• **Goal of the exercise**
Omit the pictures from the entries below and retype everything else exactly.

• **Records for processing**
---

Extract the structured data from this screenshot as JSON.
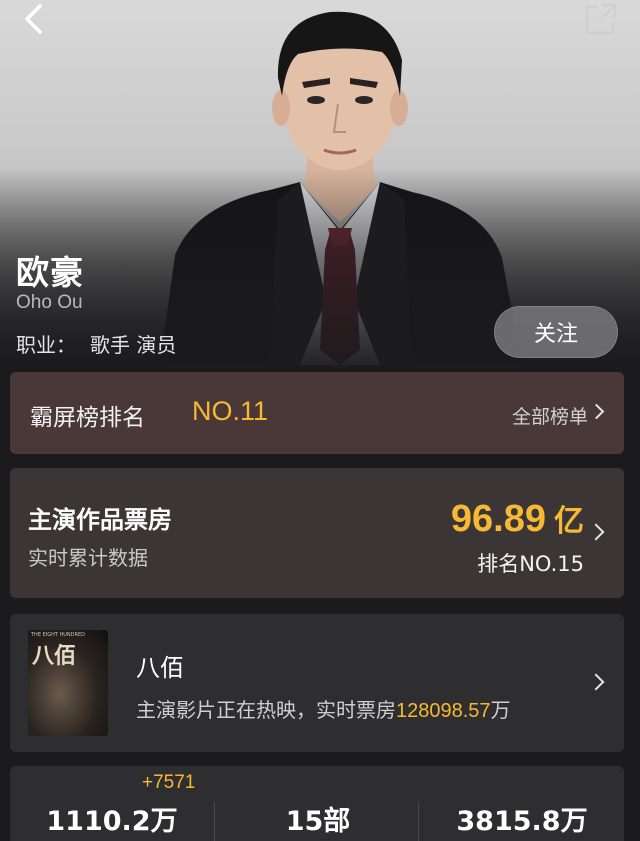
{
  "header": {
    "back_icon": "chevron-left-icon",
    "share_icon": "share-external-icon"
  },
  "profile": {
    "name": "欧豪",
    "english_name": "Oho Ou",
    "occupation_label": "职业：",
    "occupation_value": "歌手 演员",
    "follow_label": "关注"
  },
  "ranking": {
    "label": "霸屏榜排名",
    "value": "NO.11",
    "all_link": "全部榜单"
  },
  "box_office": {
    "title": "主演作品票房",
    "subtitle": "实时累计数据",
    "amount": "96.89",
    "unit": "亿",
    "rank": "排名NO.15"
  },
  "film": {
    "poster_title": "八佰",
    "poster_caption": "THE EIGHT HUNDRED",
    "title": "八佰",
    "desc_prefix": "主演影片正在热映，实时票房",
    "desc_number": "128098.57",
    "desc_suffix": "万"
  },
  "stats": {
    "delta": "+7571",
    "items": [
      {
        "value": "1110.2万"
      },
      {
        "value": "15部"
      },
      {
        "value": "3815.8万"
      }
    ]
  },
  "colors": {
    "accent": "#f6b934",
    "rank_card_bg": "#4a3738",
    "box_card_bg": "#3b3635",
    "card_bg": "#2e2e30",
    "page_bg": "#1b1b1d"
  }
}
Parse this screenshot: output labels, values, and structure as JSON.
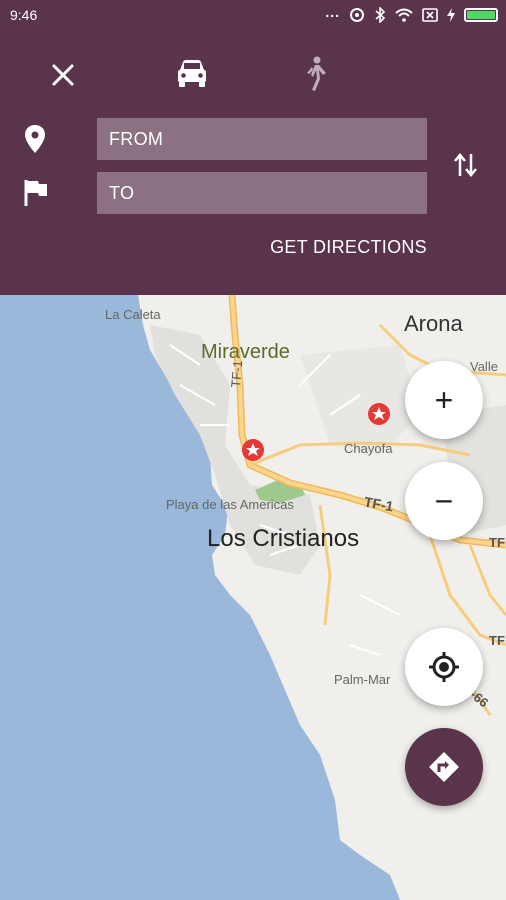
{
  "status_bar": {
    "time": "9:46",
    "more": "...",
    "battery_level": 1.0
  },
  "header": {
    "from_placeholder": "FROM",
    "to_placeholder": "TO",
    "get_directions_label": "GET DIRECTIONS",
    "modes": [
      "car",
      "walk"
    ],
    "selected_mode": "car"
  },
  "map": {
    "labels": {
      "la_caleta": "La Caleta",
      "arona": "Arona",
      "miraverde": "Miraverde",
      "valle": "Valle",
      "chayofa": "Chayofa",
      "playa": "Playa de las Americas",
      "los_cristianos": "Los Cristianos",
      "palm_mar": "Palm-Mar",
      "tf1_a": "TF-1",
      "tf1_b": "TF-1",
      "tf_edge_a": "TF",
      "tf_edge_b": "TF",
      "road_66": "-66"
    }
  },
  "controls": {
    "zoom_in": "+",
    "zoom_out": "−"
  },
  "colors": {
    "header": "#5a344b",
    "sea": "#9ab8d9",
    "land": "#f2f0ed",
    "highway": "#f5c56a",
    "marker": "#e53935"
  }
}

---

• **Output below**
Extract the structured data from this screenshot as JSON.
{
  "header": {
    "back_icon": "chevron-left-icon",
    "share_icon": "share-external-icon"
  },
  "profile": {
    "name": "欧豪",
    "english_name": "Oho Ou",
    "occupation_label": "职业：",
    "occupation_value": "歌手 演员",
    "follow_label": "关注"
  },
  "ranking": {
    "label": "霸屏榜排名",
    "value": "NO.11",
    "all_link": "全部榜单"
  },
  "box_office": {
    "title": "主演作品票房",
    "subtitle": "实时累计数据",
    "amount": "96.89",
    "unit": "亿",
    "rank": "排名NO.15"
  },
  "film": {
    "poster_title": "八佰",
    "poster_caption": "THE EIGHT HUNDRED",
    "title": "八佰",
    "desc_prefix": "主演影片正在热映，实时票房",
    "desc_number": "128098.57",
    "desc_suffix": "万"
  },
  "stats": {
    "delta": "+7571",
    "items": [
      {
        "value": "1110.2万"
      },
      {
        "value": "15部"
      },
      {
        "value": "3815.8万"
      }
    ]
  },
  "colors": {
    "accent": "#f6b934",
    "rank_card_bg": "#4a3738",
    "box_card_bg": "#3b3635",
    "card_bg": "#2e2e30",
    "page_bg": "#1b1b1d"
  }
}
Parse this screenshot: output labels, values, and structure as JSON.
{
  "status_bar": {
    "time": "9:46",
    "more": "...",
    "battery_level": 1.0
  },
  "header": {
    "from_placeholder": "FROM",
    "to_placeholder": "TO",
    "get_directions_label": "GET DIRECTIONS",
    "modes": [
      "car",
      "walk"
    ],
    "selected_mode": "car"
  },
  "map": {
    "labels": {
      "la_caleta": "La Caleta",
      "arona": "Arona",
      "miraverde": "Miraverde",
      "valle": "Valle",
      "chayofa": "Chayofa",
      "playa": "Playa de las Americas",
      "los_cristianos": "Los Cristianos",
      "palm_mar": "Palm-Mar",
      "tf1_a": "TF-1",
      "tf1_b": "TF-1",
      "tf_edge_a": "TF",
      "tf_edge_b": "TF",
      "road_66": "-66"
    }
  },
  "controls": {
    "zoom_in": "+",
    "zoom_out": "−"
  },
  "colors": {
    "header": "#5a344b",
    "sea": "#9ab8d9",
    "land": "#f2f0ed",
    "highway": "#f5c56a",
    "marker": "#e53935"
  }
}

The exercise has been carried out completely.